##### TASK INPUTS #####

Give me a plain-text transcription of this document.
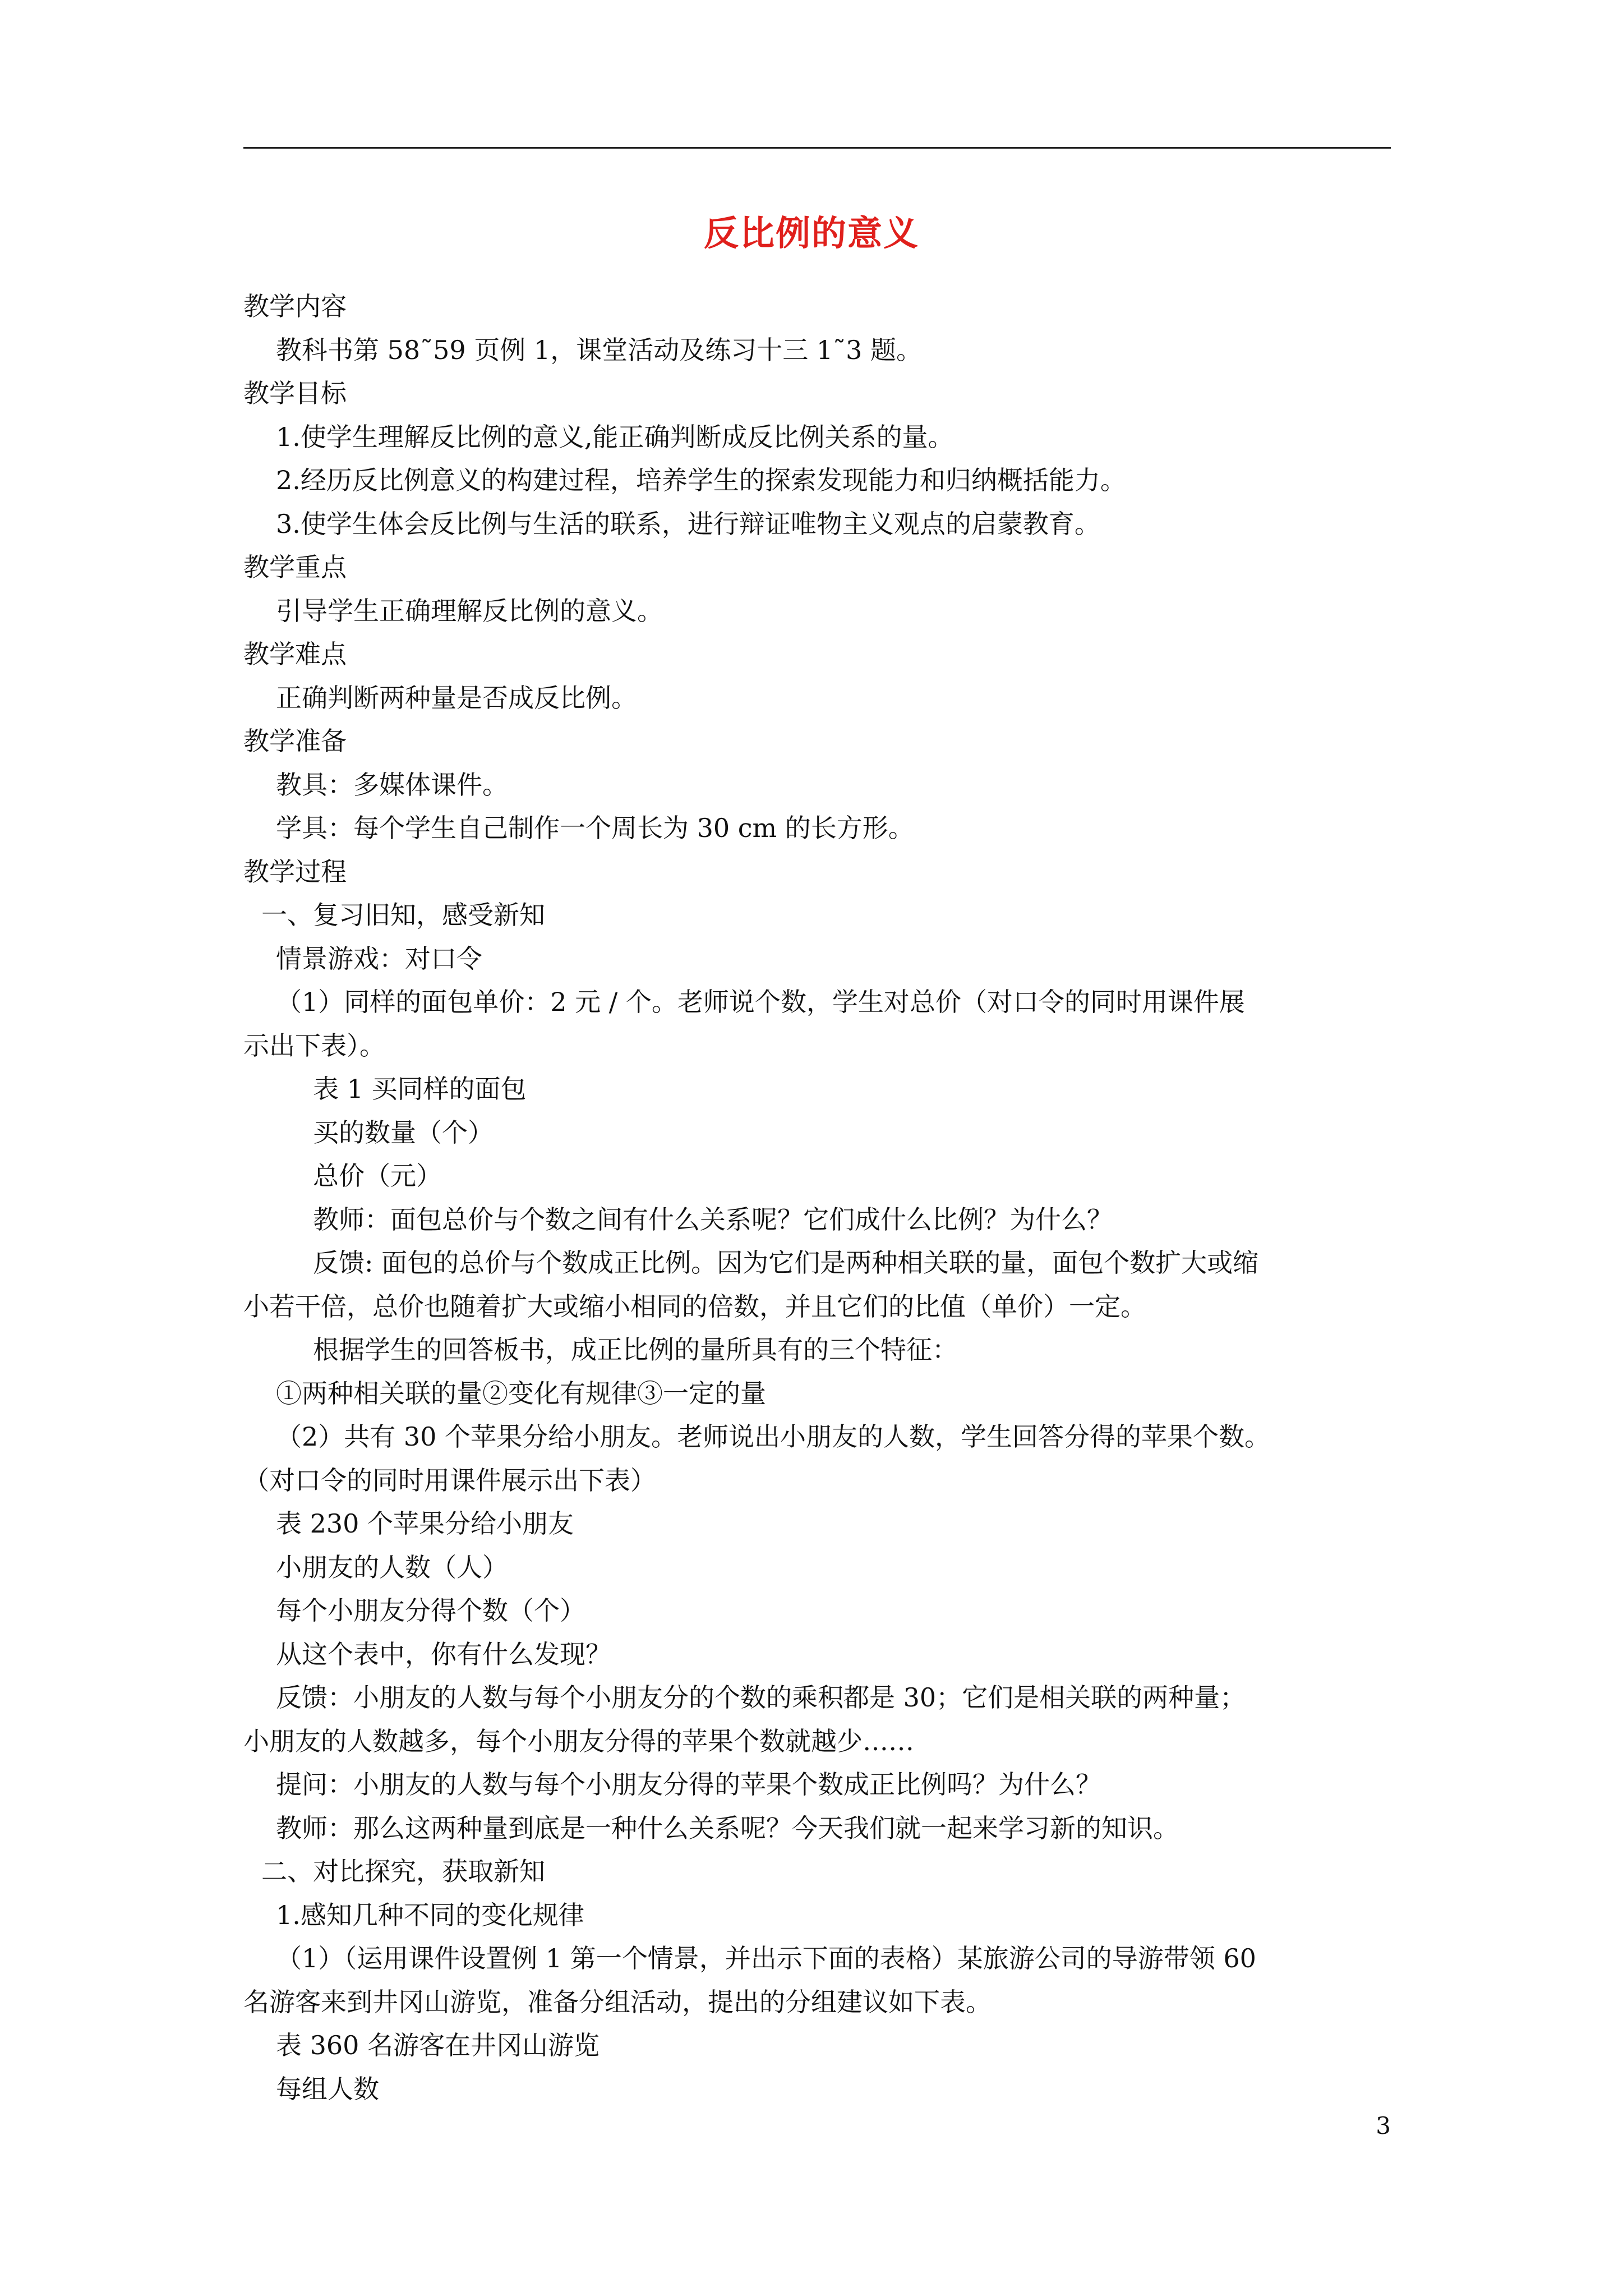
反比例的意义
教学内容
教科书第 58˜59 页例 1，课堂活动及练习十三 1˜3 题。
教学目标
1.使学生理解反比例的意义,能正确判断成反比例关系的量。
2.经历反比例意义的构建过程，培养学生的探索发现能力和归纳概括能力。
3.使学生体会反比例与生活的联系，进行辩证唯物主义观点的启蒙教育。
教学重点
引导学生正确理解反比例的意义。
教学难点
正确判断两种量是否成反比例。
教学准备
教具：多媒体课件。
学具：每个学生自己制作一个周长为 30 cm 的长方形。
教学过程
一、复习旧知，感受新知
情景游戏：对口令
（1）同样的面包单价：2 元 / 个。老师说个数，学生对总价（对口令的同时用课件展
示出下表）。
表 1 买同样的面包
买的数量（个）
总价（元）
教师：面包总价与个数之间有什么关系呢？它们成什么比例？为什么？
反馈: 面包的总价与个数成正比例。因为它们是两种相关联的量，面包个数扩大或缩
小若干倍，总价也随着扩大或缩小相同的倍数，并且它们的比值（单价）一定。
根据学生的回答板书，成正比例的量所具有的三个特征：
①两种相关联的量②变化有规律③一定的量
（2）共有 30 个苹果分给小朋友。老师说出小朋友的人数，学生回答分得的苹果个数。
（对口令的同时用课件展示出下表）
表 230 个苹果分给小朋友
小朋友的人数（人）
每个小朋友分得个数（个）
从这个表中，你有什么发现？
反馈：小朋友的人数与每个小朋友分的个数的乘积都是 30；它们是相关联的两种量；
小朋友的人数越多，每个小朋友分得的苹果个数就越少……
提问：小朋友的人数与每个小朋友分得的苹果个数成正比例吗？为什么？
教师：那么这两种量到底是一种什么关系呢？今天我们就一起来学习新的知识。
二、对比探究，获取新知
1.感知几种不同的变化规律
（1）（运用课件设置例 1 第一个情景，并出示下面的表格）某旅游公司的导游带领 60
名游客来到井冈山游览，准备分组活动，提出的分组建议如下表。
表 360 名游客在井冈山游览
每组人数
3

#####

# JOB
List all lines where "个苹果分给小朋友" occurs.

# OUTPUT OF THE TASK
（2）共有 30 个苹果分给小朋友。老师说出小朋友的人数，学生回答分得的苹果个数。
表 230 个苹果分给小朋友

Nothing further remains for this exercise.